Dataset items
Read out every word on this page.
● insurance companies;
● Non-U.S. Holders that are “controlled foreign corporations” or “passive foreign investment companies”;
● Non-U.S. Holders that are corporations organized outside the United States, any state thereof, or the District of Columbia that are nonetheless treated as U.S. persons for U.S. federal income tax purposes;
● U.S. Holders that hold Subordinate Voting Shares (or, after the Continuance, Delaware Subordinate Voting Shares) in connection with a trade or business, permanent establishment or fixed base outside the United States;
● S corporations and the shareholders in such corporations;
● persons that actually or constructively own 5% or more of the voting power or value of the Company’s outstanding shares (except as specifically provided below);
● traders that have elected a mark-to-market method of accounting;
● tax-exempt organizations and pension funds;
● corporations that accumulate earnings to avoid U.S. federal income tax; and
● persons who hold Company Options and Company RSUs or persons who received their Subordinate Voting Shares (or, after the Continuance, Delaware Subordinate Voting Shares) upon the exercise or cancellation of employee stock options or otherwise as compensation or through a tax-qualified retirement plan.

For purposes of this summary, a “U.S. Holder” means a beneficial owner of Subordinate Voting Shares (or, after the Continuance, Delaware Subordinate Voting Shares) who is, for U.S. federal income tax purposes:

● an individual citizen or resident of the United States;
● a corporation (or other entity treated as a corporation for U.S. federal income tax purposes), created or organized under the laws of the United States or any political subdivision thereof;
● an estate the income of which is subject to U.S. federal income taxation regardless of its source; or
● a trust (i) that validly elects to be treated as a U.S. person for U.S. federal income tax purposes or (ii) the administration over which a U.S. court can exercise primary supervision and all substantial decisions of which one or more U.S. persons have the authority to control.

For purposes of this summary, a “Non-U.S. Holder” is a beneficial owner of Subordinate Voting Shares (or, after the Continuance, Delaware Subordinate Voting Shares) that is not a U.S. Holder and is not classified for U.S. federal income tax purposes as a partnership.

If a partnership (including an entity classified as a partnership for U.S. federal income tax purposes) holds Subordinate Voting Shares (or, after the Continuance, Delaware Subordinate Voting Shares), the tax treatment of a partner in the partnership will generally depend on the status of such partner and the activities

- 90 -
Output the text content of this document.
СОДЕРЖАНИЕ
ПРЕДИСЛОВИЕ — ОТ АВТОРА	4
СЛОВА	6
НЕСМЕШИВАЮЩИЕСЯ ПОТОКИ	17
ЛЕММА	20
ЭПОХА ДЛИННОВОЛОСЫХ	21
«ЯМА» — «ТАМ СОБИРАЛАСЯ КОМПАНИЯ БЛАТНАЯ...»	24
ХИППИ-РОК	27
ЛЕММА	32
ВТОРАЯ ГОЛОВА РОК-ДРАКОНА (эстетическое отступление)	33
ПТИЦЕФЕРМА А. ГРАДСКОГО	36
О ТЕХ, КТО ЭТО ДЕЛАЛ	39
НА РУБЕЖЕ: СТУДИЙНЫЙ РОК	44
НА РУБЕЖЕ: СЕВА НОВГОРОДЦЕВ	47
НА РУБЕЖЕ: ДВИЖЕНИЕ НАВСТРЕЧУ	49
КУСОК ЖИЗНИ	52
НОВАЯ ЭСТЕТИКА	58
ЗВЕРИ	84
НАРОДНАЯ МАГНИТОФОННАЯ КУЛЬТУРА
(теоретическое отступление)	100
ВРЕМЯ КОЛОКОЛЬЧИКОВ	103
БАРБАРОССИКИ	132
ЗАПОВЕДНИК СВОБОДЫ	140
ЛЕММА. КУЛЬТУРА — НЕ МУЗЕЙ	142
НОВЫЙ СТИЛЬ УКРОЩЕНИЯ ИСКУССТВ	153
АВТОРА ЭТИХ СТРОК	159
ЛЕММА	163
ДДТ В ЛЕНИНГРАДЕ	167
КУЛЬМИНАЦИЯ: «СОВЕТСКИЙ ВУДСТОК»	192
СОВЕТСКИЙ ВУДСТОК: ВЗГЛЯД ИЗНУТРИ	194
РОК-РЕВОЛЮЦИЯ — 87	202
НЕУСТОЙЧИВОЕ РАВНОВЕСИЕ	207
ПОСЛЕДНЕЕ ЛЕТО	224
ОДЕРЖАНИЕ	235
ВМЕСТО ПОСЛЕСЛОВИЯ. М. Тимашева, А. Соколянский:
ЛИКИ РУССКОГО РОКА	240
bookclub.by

» WRITTEN TASK
Give only the number of lines in the records that include the word "companies".

» EXERCISE RESULT
2